== 提供テキスト
デブリについてのKSCにおける全ての仕事を終了した。みなさんご存じの通り、KSCにはふたりのレジデントがいた。このふたりは任務を解かれた。その後、ひとりいた現場調査官も役務を解かれ、報告書の編集支援のためJSCに戻った。

基本的に、KSCでのデブリに関する全ての業務を完了した。そして、現時点ではKSCにレジデントはおらず、誰かが戻る予定もない。

ここで、回収されたデブリから判明したことをまとめる。
まず、1番目のチャートを使って問題点や発見したものをまとめていく。

・ まず、チャートの最初の3つの項目について。デブリに関して分かったことは、多くのデブリが未回収であったことだ。特に、8番から10番パネルのスパナー・ビームが未回収であった。スパナー・ビームはニッケルが多く含まれているインコネル素材からできている。
====
== 提供資料
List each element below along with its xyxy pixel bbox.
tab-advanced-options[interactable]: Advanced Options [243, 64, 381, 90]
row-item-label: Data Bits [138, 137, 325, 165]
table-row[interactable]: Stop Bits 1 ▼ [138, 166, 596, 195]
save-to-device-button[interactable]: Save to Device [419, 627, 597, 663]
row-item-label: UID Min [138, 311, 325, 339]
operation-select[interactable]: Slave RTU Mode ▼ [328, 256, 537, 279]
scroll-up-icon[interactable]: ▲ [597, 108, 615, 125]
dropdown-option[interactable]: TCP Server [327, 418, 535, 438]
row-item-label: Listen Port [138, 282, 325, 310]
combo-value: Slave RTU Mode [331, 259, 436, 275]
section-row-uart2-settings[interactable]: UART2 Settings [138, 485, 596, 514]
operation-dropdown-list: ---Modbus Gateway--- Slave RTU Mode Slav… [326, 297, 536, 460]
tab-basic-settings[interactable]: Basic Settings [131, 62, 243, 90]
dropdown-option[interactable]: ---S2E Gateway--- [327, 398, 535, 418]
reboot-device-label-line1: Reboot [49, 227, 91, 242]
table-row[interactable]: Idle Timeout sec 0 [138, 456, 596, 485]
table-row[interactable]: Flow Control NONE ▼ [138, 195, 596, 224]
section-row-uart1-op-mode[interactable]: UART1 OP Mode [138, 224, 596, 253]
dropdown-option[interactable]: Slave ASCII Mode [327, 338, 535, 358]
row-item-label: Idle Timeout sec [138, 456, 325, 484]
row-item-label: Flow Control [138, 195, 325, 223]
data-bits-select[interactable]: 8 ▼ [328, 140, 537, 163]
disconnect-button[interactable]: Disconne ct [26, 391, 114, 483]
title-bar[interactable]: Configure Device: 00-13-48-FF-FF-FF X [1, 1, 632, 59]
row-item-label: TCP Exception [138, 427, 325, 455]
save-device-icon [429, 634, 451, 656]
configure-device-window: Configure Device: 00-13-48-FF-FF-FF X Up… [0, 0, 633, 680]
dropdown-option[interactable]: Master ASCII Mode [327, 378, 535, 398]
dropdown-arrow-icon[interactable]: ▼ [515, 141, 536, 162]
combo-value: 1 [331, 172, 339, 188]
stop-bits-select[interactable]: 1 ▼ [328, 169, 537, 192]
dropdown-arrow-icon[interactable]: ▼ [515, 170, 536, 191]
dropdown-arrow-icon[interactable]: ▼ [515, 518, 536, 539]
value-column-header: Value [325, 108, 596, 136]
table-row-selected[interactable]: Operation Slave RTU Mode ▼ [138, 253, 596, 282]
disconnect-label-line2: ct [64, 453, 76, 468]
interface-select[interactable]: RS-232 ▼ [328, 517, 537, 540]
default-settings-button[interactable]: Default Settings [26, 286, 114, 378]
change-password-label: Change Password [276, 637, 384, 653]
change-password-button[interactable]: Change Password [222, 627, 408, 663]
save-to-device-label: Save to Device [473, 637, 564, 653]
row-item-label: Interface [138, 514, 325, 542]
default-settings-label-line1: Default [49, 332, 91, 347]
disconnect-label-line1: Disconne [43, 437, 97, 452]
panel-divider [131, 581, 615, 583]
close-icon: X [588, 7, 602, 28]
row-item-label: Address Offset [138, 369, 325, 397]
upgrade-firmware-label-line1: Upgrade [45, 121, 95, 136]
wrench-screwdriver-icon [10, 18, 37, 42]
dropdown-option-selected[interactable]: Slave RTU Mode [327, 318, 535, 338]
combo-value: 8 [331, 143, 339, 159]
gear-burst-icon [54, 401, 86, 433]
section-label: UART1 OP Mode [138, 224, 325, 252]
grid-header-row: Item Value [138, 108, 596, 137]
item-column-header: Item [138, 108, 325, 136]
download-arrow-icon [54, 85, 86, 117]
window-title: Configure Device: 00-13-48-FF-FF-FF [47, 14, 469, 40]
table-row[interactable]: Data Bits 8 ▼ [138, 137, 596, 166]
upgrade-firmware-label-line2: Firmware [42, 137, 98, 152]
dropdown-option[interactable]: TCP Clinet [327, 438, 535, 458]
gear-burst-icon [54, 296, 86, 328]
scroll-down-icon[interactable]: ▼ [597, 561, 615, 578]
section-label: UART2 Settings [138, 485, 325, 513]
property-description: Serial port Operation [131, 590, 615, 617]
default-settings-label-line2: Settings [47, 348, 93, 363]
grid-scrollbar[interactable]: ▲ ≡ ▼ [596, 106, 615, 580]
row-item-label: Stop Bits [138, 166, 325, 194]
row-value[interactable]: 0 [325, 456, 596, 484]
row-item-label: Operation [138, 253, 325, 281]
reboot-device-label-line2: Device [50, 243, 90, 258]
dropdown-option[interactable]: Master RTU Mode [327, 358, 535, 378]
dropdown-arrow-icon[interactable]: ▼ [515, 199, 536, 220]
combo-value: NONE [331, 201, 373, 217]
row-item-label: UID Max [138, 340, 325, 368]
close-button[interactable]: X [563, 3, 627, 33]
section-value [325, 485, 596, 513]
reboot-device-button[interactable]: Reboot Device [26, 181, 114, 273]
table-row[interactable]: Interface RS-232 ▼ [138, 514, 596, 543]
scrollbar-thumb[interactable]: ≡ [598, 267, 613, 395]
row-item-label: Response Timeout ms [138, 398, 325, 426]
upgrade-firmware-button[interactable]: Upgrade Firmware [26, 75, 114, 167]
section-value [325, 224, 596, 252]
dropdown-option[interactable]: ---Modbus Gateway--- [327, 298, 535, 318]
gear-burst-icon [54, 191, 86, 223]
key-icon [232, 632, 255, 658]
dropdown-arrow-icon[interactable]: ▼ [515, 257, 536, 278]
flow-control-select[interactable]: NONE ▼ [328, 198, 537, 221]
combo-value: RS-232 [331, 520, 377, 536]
====
• [作業内容]
デブリ調査の報告文のうち、「デブリについてのKSCにおけ」から始まり「まず、1番目のチャートを使って問題点や発見したものをまとめていく。」で終わる部分を、一字も変えずに書き写してもらえますか？

• [作業結果]
デブリについてのKSCにおける全ての仕事を終了した。みなさんご存じの通り、KSCにはふたりのレジデントがいた。このふたりは任務を解かれた。その後、ひとりいた現場調査官も役務を解かれ、報告書の編集支援のためJSCに戻った。

基本的に、KSCでのデブリに関する全ての業務を完了した。そして、現時点ではKSCにレジデントはおらず、誰かが戻る予定もない。

ここで、回収されたデブリから判明したことをまとめる。
まず、1番目のチャートを使って問題点や発見したものをまとめていく。